WHAT THE EXERCISE ASKS >> Please count the lines in the data below that mention the word "answer", then give only the total.

[Document page text data]
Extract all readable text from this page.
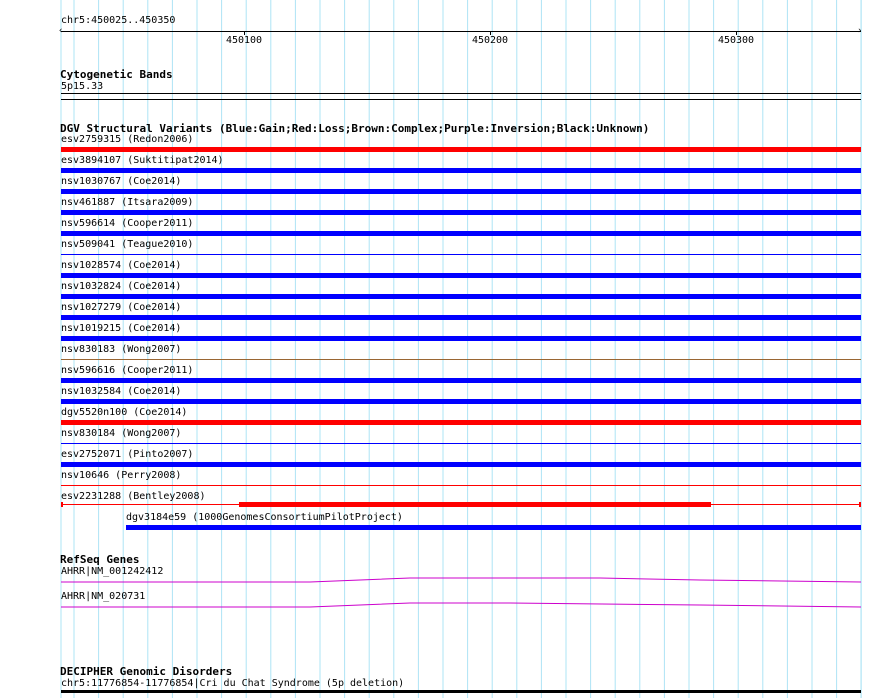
chr5:450025..450350
‹	›
450100	450200	450300
Cytogenetic Bands
5p15.33
DGV Structural Variants (Blue:Gain;Red:Loss;Brown:Complex;Purple:Inversion;Black:Unknown)
esv2759315 (Redon2006)
esv3894107 (Suktitipat2014)
nsv1030767 (Coe2014)
nsv461887 (Itsara2009)
nsv596614 (Cooper2011)
nsv509041 (Teague2010)
nsv1028574 (Coe2014)
nsv1032824 (Coe2014)
nsv1027279 (Coe2014)
nsv1019215 (Coe2014)
nsv830183 (Wong2007)
nsv596616 (Cooper2011)
nsv1032584 (Coe2014)
dgv5520n100 (Coe2014)
nsv830184 (Wong2007)
esv2752071 (Pinto2007)
nsv10646 (Perry2008)
esv2231288 (Bentley2008)
dgv3184e59 (1000GenomesConsortiumPilotProject)
RefSeq Genes
AHRR|NM_001242412
AHRR|NM_020731
DECIPHER Genomic Disorders
chr5:11776854-11776854|Cri du Chat Syndrome (5p deletion)
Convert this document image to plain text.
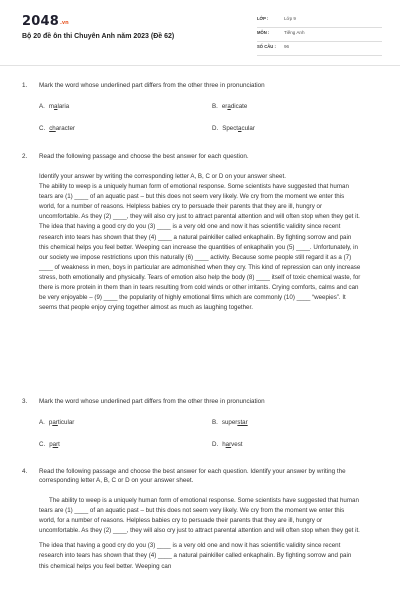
$2048^{.vn}$
Bộ 20 đề ôn thi Chuyên Anh năm 2023 (Đề 62)
LỚP :	Lớp 9
MÔN :	Tiếng Anh
SỐ CÂU : 96
1. Mark the word whose underlined part differs from the other three in pronunciation
A. malaria	B. eradicate
C. character	D. Spectacular
2. Read the following passage and choose the best answer for each question.

Identify your answer by writing the corresponding letter A, B, C or D on your answer sheet.

The ability to weep is a uniquely human form of emotional response. Some scientists have suggested that human tears are (1) ____ of an aquatic past – but this does not seem very likely. We cry from the moment we enter this world, for a number of reasons. Helpless babies cry to persuade their parents that they are ill, hungry or uncomfortable. As they (2) ____, they will also cry just to attract parental attention and will often stop when they get it. The idea that having a good cry do you (3) ____ is a very old one and now it has scientific validity since recent research into tears has shown that they (4) ____ a natural painkiller called enkaphalin. By fighting sorrow and pain this chemical helps you feel better. Weeping can increase the quantities of enkaphalin you (5) ____. Unfortunately, in our society we impose restrictions upon this naturally (6) ____ activity. Because some people still regard it as a (7) ____ of weakness in men, boys in particular are admonished when they cry. This kind of repression can only increase stress, both emotionally and physically. Tears of emotion also help the body (8) ____ itself of toxic chemical waste, for there is more protein in them than in tears resulting from cold winds or other irritants. Crying comforts, calms and can be very enjoyable – (9) ____ the popularity of highly emotional films which are commonly (10) ____ “weepies”. It seems that people enjoy crying together almost as much as laughing together.

3. Mark the word whose underlined part differs from the other three in pronunciation
A. particular	B. superstar
C. part	D. harvest
4. Read the following passage and choose the best answer for each question. Identify your answer by writing the corresponding letter A, B, C or D on your answer sheet.

The ability to weep is a uniquely human form of emotional response. Some scientists have suggested that human tears are (1) ____ of an aquatic past – but this does not seem very likely. We cry from the moment we enter this world, for a number of reasons. Helpless babies cry to persuade their parents that they are ill, hungry or uncomfortable. As they (2) ____, they will also cry just to attract parental attention and will often stop when they get it.

The idea that having a good cry do you (3) ____ is a very old one and now it has scientific validity since recent research into tears has shown that they (4) ____ a natural painkiller called enkaphalin. By fighting sorrow and pain this chemical helps you feel better. Weeping can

RESPONSE BOX >> 3